» **Task prompt**
Retype each record below word for word. Leave the pictures out.

--- begin ---

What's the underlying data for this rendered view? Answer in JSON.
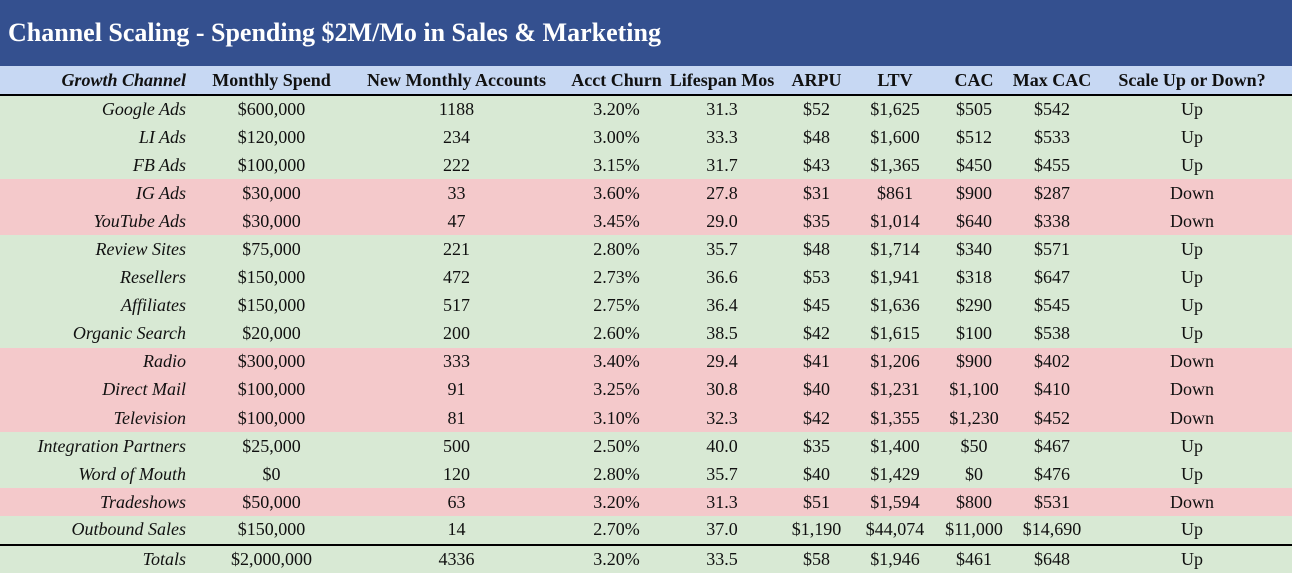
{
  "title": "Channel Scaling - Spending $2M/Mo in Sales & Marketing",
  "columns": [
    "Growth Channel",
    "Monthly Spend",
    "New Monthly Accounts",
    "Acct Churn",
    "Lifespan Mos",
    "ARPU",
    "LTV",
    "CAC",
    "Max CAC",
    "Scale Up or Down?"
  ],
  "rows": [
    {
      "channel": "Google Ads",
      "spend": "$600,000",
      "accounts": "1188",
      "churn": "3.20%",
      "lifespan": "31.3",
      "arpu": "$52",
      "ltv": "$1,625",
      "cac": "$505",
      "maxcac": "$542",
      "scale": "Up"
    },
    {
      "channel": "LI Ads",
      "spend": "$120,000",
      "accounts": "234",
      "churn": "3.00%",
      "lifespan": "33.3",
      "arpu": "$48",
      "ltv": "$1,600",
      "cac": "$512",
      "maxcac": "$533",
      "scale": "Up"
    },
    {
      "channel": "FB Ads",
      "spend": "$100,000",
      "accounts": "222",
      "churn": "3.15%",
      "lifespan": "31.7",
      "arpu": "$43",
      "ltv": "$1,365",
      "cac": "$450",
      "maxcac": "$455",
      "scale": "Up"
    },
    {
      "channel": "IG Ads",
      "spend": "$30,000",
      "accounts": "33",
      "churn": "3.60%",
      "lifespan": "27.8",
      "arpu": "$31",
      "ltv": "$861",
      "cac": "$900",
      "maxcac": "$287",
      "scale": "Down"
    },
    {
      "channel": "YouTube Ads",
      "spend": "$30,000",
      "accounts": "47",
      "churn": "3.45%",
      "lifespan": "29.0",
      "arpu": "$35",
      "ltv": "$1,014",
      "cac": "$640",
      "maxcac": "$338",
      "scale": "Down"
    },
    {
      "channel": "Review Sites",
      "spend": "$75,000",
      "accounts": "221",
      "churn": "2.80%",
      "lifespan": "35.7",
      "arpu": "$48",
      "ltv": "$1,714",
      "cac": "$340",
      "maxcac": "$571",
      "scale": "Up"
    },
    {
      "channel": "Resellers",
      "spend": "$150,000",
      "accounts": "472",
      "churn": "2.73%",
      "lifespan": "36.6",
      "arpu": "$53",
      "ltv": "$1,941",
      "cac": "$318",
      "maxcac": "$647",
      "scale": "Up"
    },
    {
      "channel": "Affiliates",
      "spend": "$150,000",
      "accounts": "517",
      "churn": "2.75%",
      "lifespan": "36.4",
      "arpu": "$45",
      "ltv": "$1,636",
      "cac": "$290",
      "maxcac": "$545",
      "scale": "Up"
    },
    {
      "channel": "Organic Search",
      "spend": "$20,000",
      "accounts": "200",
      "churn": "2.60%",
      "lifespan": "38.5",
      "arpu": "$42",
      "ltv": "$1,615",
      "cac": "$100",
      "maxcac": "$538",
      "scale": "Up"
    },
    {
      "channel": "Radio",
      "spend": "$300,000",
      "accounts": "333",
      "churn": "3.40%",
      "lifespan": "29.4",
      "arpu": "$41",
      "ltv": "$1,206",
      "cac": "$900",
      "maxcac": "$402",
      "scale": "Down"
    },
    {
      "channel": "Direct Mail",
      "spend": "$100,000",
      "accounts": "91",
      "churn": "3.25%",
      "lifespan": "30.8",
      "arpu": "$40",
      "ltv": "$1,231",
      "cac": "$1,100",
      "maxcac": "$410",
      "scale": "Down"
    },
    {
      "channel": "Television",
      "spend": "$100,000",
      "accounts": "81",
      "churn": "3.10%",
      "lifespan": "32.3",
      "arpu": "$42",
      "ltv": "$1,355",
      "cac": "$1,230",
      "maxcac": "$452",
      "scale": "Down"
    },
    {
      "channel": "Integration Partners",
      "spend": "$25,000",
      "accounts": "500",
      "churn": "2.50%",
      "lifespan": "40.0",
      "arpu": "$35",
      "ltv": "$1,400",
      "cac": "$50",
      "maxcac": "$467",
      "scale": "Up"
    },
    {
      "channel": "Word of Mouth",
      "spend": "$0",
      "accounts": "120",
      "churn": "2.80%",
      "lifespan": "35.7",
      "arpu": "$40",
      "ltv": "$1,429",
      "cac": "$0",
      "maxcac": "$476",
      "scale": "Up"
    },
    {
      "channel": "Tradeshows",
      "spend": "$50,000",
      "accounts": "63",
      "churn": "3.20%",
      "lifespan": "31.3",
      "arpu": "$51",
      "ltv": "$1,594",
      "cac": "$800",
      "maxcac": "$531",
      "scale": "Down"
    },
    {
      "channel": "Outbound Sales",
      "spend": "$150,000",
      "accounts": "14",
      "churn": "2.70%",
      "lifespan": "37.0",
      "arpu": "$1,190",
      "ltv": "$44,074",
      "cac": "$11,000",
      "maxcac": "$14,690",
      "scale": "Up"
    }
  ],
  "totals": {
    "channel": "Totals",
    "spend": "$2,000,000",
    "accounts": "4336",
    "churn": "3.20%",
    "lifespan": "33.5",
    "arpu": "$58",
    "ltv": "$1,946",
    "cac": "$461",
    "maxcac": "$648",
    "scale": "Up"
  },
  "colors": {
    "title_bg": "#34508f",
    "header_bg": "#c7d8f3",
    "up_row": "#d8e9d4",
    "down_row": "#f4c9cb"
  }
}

--- end ---

» **Solved problem**
What's the underlying data for this rendered view? Answer in JSON.
{
  "title": "Channel Scaling - Spending $2M/Mo in Sales & Marketing",
  "columns": [
    "Growth Channel",
    "Monthly Spend",
    "New Monthly Accounts",
    "Acct Churn",
    "Lifespan Mos",
    "ARPU",
    "LTV",
    "CAC",
    "Max CAC",
    "Scale Up or Down?"
  ],
  "rows": [
    {
      "channel": "Google Ads",
      "spend": "$600,000",
      "accounts": "1188",
      "churn": "3.20%",
      "lifespan": "31.3",
      "arpu": "$52",
      "ltv": "$1,625",
      "cac": "$505",
      "maxcac": "$542",
      "scale": "Up"
    },
    {
      "channel": "LI Ads",
      "spend": "$120,000",
      "accounts": "234",
      "churn": "3.00%",
      "lifespan": "33.3",
      "arpu": "$48",
      "ltv": "$1,600",
      "cac": "$512",
      "maxcac": "$533",
      "scale": "Up"
    },
    {
      "channel": "FB Ads",
      "spend": "$100,000",
      "accounts": "222",
      "churn": "3.15%",
      "lifespan": "31.7",
      "arpu": "$43",
      "ltv": "$1,365",
      "cac": "$450",
      "maxcac": "$455",
      "scale": "Up"
    },
    {
      "channel": "IG Ads",
      "spend": "$30,000",
      "accounts": "33",
      "churn": "3.60%",
      "lifespan": "27.8",
      "arpu": "$31",
      "ltv": "$861",
      "cac": "$900",
      "maxcac": "$287",
      "scale": "Down"
    },
    {
      "channel": "YouTube Ads",
      "spend": "$30,000",
      "accounts": "47",
      "churn": "3.45%",
      "lifespan": "29.0",
      "arpu": "$35",
      "ltv": "$1,014",
      "cac": "$640",
      "maxcac": "$338",
      "scale": "Down"
    },
    {
      "channel": "Review Sites",
      "spend": "$75,000",
      "accounts": "221",
      "churn": "2.80%",
      "lifespan": "35.7",
      "arpu": "$48",
      "ltv": "$1,714",
      "cac": "$340",
      "maxcac": "$571",
      "scale": "Up"
    },
    {
      "channel": "Resellers",
      "spend": "$150,000",
      "accounts": "472",
      "churn": "2.73%",
      "lifespan": "36.6",
      "arpu": "$53",
      "ltv": "$1,941",
      "cac": "$318",
      "maxcac": "$647",
      "scale": "Up"
    },
    {
      "channel": "Affiliates",
      "spend": "$150,000",
      "accounts": "517",
      "churn": "2.75%",
      "lifespan": "36.4",
      "arpu": "$45",
      "ltv": "$1,636",
      "cac": "$290",
      "maxcac": "$545",
      "scale": "Up"
    },
    {
      "channel": "Organic Search",
      "spend": "$20,000",
      "accounts": "200",
      "churn": "2.60%",
      "lifespan": "38.5",
      "arpu": "$42",
      "ltv": "$1,615",
      "cac": "$100",
      "maxcac": "$538",
      "scale": "Up"
    },
    {
      "channel": "Radio",
      "spend": "$300,000",
      "accounts": "333",
      "churn": "3.40%",
      "lifespan": "29.4",
      "arpu": "$41",
      "ltv": "$1,206",
      "cac": "$900",
      "maxcac": "$402",
      "scale": "Down"
    },
    {
      "channel": "Direct Mail",
      "spend": "$100,000",
      "accounts": "91",
      "churn": "3.25%",
      "lifespan": "30.8",
      "arpu": "$40",
      "ltv": "$1,231",
      "cac": "$1,100",
      "maxcac": "$410",
      "scale": "Down"
    },
    {
      "channel": "Television",
      "spend": "$100,000",
      "accounts": "81",
      "churn": "3.10%",
      "lifespan": "32.3",
      "arpu": "$42",
      "ltv": "$1,355",
      "cac": "$1,230",
      "maxcac": "$452",
      "scale": "Down"
    },
    {
      "channel": "Integration Partners",
      "spend": "$25,000",
      "accounts": "500",
      "churn": "2.50%",
      "lifespan": "40.0",
      "arpu": "$35",
      "ltv": "$1,400",
      "cac": "$50",
      "maxcac": "$467",
      "scale": "Up"
    },
    {
      "channel": "Word of Mouth",
      "spend": "$0",
      "accounts": "120",
      "churn": "2.80%",
      "lifespan": "35.7",
      "arpu": "$40",
      "ltv": "$1,429",
      "cac": "$0",
      "maxcac": "$476",
      "scale": "Up"
    },
    {
      "channel": "Tradeshows",
      "spend": "$50,000",
      "accounts": "63",
      "churn": "3.20%",
      "lifespan": "31.3",
      "arpu": "$51",
      "ltv": "$1,594",
      "cac": "$800",
      "maxcac": "$531",
      "scale": "Down"
    },
    {
      "channel": "Outbound Sales",
      "spend": "$150,000",
      "accounts": "14",
      "churn": "2.70%",
      "lifespan": "37.0",
      "arpu": "$1,190",
      "ltv": "$44,074",
      "cac": "$11,000",
      "maxcac": "$14,690",
      "scale": "Up"
    }
  ],
  "totals": {
    "channel": "Totals",
    "spend": "$2,000,000",
    "accounts": "4336",
    "churn": "3.20%",
    "lifespan": "33.5",
    "arpu": "$58",
    "ltv": "$1,946",
    "cac": "$461",
    "maxcac": "$648",
    "scale": "Up"
  },
  "colors": {
    "title_bg": "#34508f",
    "header_bg": "#c7d8f3",
    "up_row": "#d8e9d4",
    "down_row": "#f4c9cb"
  }
}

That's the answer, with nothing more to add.